> **EXERCISE**
In your copy, include every line of the listing below exactly but none of the pictures.

> **GIVEN INFORMATION**
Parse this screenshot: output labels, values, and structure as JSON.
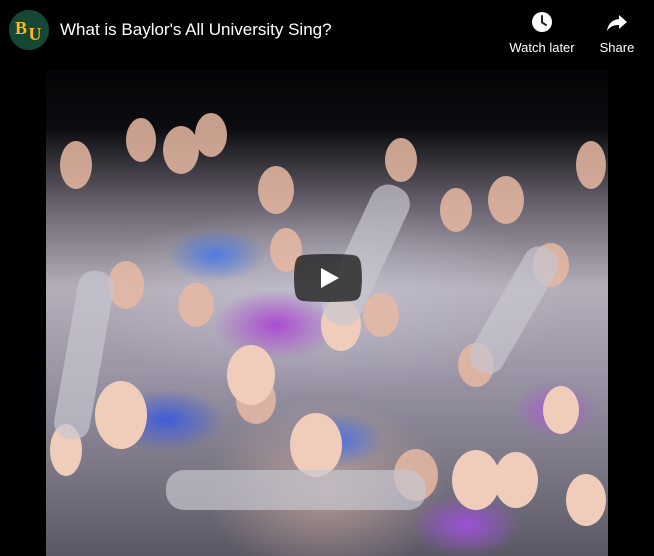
{
  "video": {
    "title": "What is Baylor's All University Sing?",
    "channel_logo_icon": "baylor-bu-logo-icon"
  },
  "actions": {
    "watch_later": {
      "label": "Watch later",
      "icon": "clock-icon"
    },
    "share": {
      "label": "Share",
      "icon": "share-arrow-icon"
    }
  },
  "player": {
    "play_icon": "play-icon"
  },
  "colors": {
    "baylor_green": "#154734",
    "baylor_gold": "#FFB81C",
    "play_button_bg": "#212121",
    "overlay_text": "#FFFFFF"
  }
}
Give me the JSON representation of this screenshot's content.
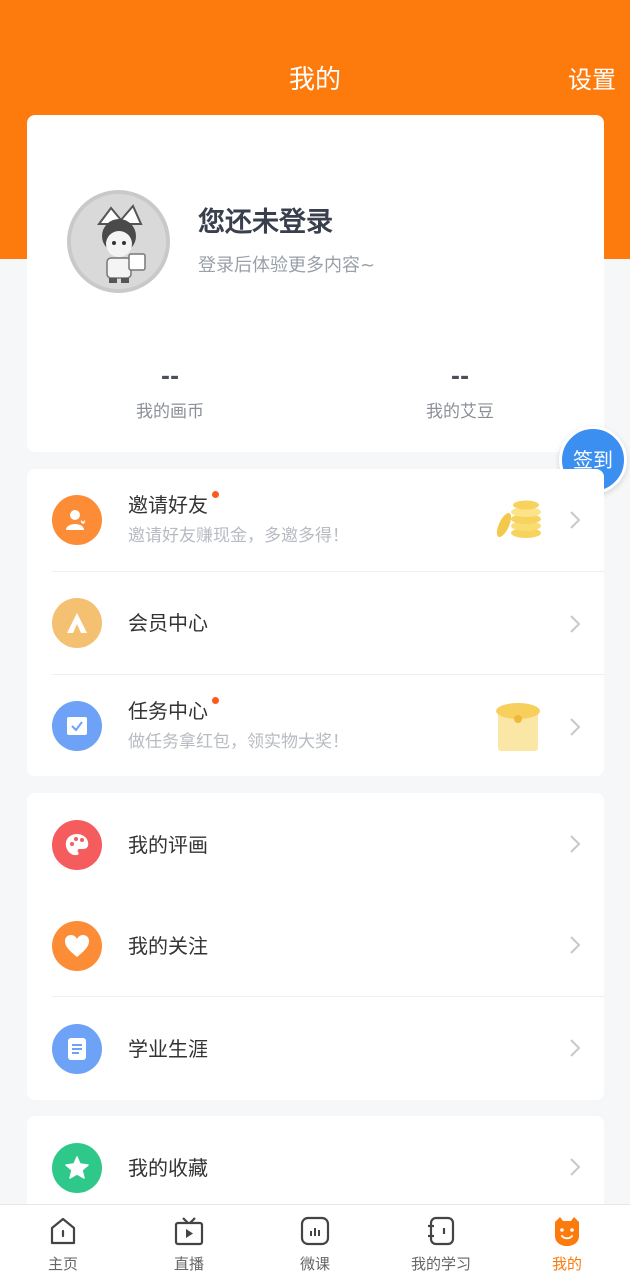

> **WRITTEN ANSWER**
Parse this screenshot: output labels, values, and structure as JSON.
{
  "video": {
    "title": "What is Baylor's All University Sing?",
    "channel_logo_icon": "baylor-bu-logo-icon"
  },
  "actions": {
    "watch_later": {
      "label": "Watch later",
      "icon": "clock-icon"
    },
    "share": {
      "label": "Share",
      "icon": "share-arrow-icon"
    }
  },
  "player": {
    "play_icon": "play-icon"
  },
  "colors": {
    "baylor_green": "#154734",
    "baylor_gold": "#FFB81C",
    "play_button_bg": "#212121",
    "overlay_text": "#FFFFFF"
  }
}
Give me the JSON representation of this screenshot's content.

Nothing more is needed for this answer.